### Written exercise
Could you pull out every one of the lines below, character for character, with the pictures left out?

### Records supplied
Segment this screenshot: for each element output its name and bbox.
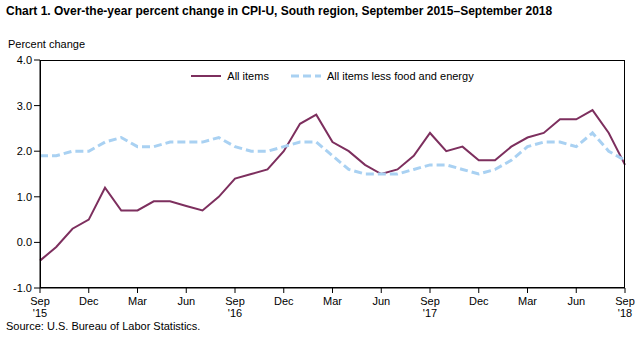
svg-text:0.0: 0.0 bbox=[17, 236, 32, 248]
svg-text:-1.0: -1.0 bbox=[13, 282, 32, 294]
html-text:Source: U.S. Bureau of Labor S: Source: U.S. Bureau of Labor Statistics. bbox=[6, 320, 201, 332]
svg-text:Sep'17: Sep'17 bbox=[420, 295, 440, 319]
svg-text:Sep'15: Sep'15 bbox=[30, 295, 50, 319]
svg-text:4.0: 4.0 bbox=[17, 54, 32, 66]
html-text:All items less food and energy: All items less food and energy bbox=[326, 70, 474, 82]
svg-text:Sep'18: Sep'18 bbox=[615, 295, 635, 319]
svg-text:Dec: Dec bbox=[79, 295, 99, 307]
html-text:Percent change: Percent change bbox=[8, 38, 86, 50]
svg-text:Sep'16: Sep'16 bbox=[225, 295, 245, 319]
svg-text:Mar: Mar bbox=[323, 295, 342, 307]
svg-text:Dec: Dec bbox=[469, 295, 489, 307]
svg-text:Jun: Jun bbox=[177, 295, 195, 307]
svg-text:3.0: 3.0 bbox=[17, 100, 32, 112]
html-text:All items: All items bbox=[227, 70, 269, 82]
svg-text:Dec: Dec bbox=[274, 295, 294, 307]
svg-text:Mar: Mar bbox=[518, 295, 537, 307]
svg-text:2.0: 2.0 bbox=[17, 145, 32, 157]
svg-text:Mar: Mar bbox=[128, 295, 147, 307]
html-text:Chart 1. Over-the-year percent: Chart 1. Over-the-year percent change in… bbox=[6, 4, 553, 18]
svg-text:1.0: 1.0 bbox=[17, 191, 32, 203]
svg-text:Jun: Jun bbox=[567, 295, 585, 307]
svg-text:Jun: Jun bbox=[372, 295, 390, 307]
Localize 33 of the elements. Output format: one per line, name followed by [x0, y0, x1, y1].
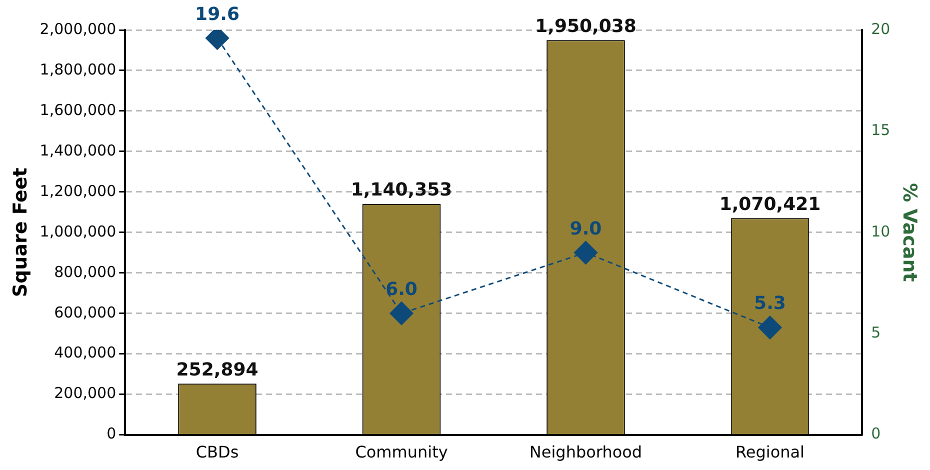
y2-tick-label: 20 [871, 20, 890, 38]
y2-tick-label: 10 [871, 222, 890, 240]
y-axis-title: Square Feet [9, 168, 32, 298]
data-label: 5.3 [754, 293, 786, 314]
x-tick-label: CBDs [196, 442, 239, 462]
y-tick-label: 1,400,000 [40, 141, 116, 160]
data-label: 1,950,038 [535, 16, 636, 37]
x-tick-label: Regional [735, 442, 805, 462]
y-tick-label: 400,000 [54, 344, 116, 362]
y-tick-label: 1,800,000 [40, 60, 116, 78]
y-tick-label: 600,000 [54, 303, 116, 322]
data-label: 9.0 [570, 218, 602, 240]
data-label: 19.6 [195, 4, 240, 25]
point [574, 240, 598, 264]
y-tick-label: 0 [106, 424, 116, 443]
x-tick-label: Community [355, 442, 448, 462]
y2-tick-label: 0 [871, 424, 881, 443]
y-tick-label: 200,000 [54, 384, 116, 402]
y-tick-label: 2,000,000 [40, 20, 116, 38]
y-tick-label: 1,000,000 [40, 222, 116, 240]
point [390, 302, 414, 326]
data-label: 1,140,353 [350, 180, 452, 201]
point [758, 316, 782, 340]
data-label: 6.0 [386, 279, 418, 300]
y-tick-label: 1,200,000 [40, 182, 116, 200]
y2-axis-title: % Vacant [898, 182, 921, 282]
x-tick-label: Neighborhood [529, 442, 642, 462]
y2-tick-label: 5 [871, 323, 881, 342]
y-tick-label: 1,600,000 [40, 100, 116, 119]
y-tick-label: 800,000 [54, 262, 116, 281]
data-label: 252,894 [176, 359, 258, 380]
y2-tick-label: 15 [871, 121, 890, 140]
data-label: 1,070,421 [719, 194, 821, 215]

### Worked solution
Segment this screenshot: for each element output its name and bbox.
svg-text:0.0: 0.0 bbox=[17, 236, 32, 248]
svg-text:-1.0: -1.0 bbox=[13, 282, 32, 294]
html-text:Source: U.S. Bureau of Labor S: Source: U.S. Bureau of Labor Statistics. bbox=[6, 320, 201, 332]
svg-text:Sep'17: Sep'17 bbox=[420, 295, 440, 319]
svg-text:Sep'15: Sep'15 bbox=[30, 295, 50, 319]
svg-text:4.0: 4.0 bbox=[17, 54, 32, 66]
html-text:All items less food and energy: All items less food and energy bbox=[326, 70, 474, 82]
svg-text:Sep'18: Sep'18 bbox=[615, 295, 635, 319]
svg-text:Dec: Dec bbox=[79, 295, 99, 307]
html-text:Percent change: Percent change bbox=[8, 38, 86, 50]
svg-text:Sep'16: Sep'16 bbox=[225, 295, 245, 319]
svg-text:Mar: Mar bbox=[323, 295, 342, 307]
svg-text:Dec: Dec bbox=[469, 295, 489, 307]
svg-text:Jun: Jun bbox=[177, 295, 195, 307]
svg-text:3.0: 3.0 bbox=[17, 100, 32, 112]
html-text:All items: All items bbox=[227, 70, 269, 82]
svg-text:Dec: Dec bbox=[274, 295, 294, 307]
svg-text:Mar: Mar bbox=[518, 295, 537, 307]
svg-text:2.0: 2.0 bbox=[17, 145, 32, 157]
svg-text:Mar: Mar bbox=[128, 295, 147, 307]
html-text:Chart 1. Over-the-year percent: Chart 1. Over-the-year percent change in… bbox=[6, 4, 553, 18]
svg-text:1.0: 1.0 bbox=[17, 191, 32, 203]
svg-text:Jun: Jun bbox=[567, 295, 585, 307]
svg-text:Jun: Jun bbox=[372, 295, 390, 307]
Localize 33 of the elements. Output format: one per line, name followed by [x0, y0, x1, y1].
y2-tick-label: 20 [871, 20, 890, 38]
y2-tick-label: 10 [871, 222, 890, 240]
y-axis-title: Square Feet [9, 168, 32, 298]
data-label: 5.3 [754, 293, 786, 314]
x-tick-label: CBDs [196, 442, 239, 462]
y-tick-label: 1,400,000 [40, 141, 116, 160]
data-label: 1,950,038 [535, 16, 636, 37]
x-tick-label: Regional [735, 442, 805, 462]
y-tick-label: 400,000 [54, 344, 116, 362]
y-tick-label: 1,800,000 [40, 60, 116, 78]
y-tick-label: 600,000 [54, 303, 116, 322]
data-label: 9.0 [570, 218, 602, 240]
data-label: 19.6 [195, 4, 240, 25]
point [574, 240, 598, 264]
y-tick-label: 0 [106, 424, 116, 443]
x-tick-label: Community [355, 442, 448, 462]
y2-tick-label: 0 [871, 424, 881, 443]
y-tick-label: 200,000 [54, 384, 116, 402]
y-tick-label: 2,000,000 [40, 20, 116, 38]
y-tick-label: 1,000,000 [40, 222, 116, 240]
point [390, 302, 414, 326]
data-label: 1,140,353 [350, 180, 452, 201]
point [758, 316, 782, 340]
data-label: 6.0 [386, 279, 418, 300]
y-tick-label: 1,200,000 [40, 182, 116, 200]
y2-axis-title: % Vacant [898, 182, 921, 282]
x-tick-label: Neighborhood [529, 442, 642, 462]
y2-tick-label: 5 [871, 323, 881, 342]
y-tick-label: 1,600,000 [40, 100, 116, 119]
y-tick-label: 800,000 [54, 262, 116, 281]
data-label: 252,894 [176, 359, 258, 380]
y2-tick-label: 15 [871, 121, 890, 140]
data-label: 1,070,421 [719, 194, 821, 215]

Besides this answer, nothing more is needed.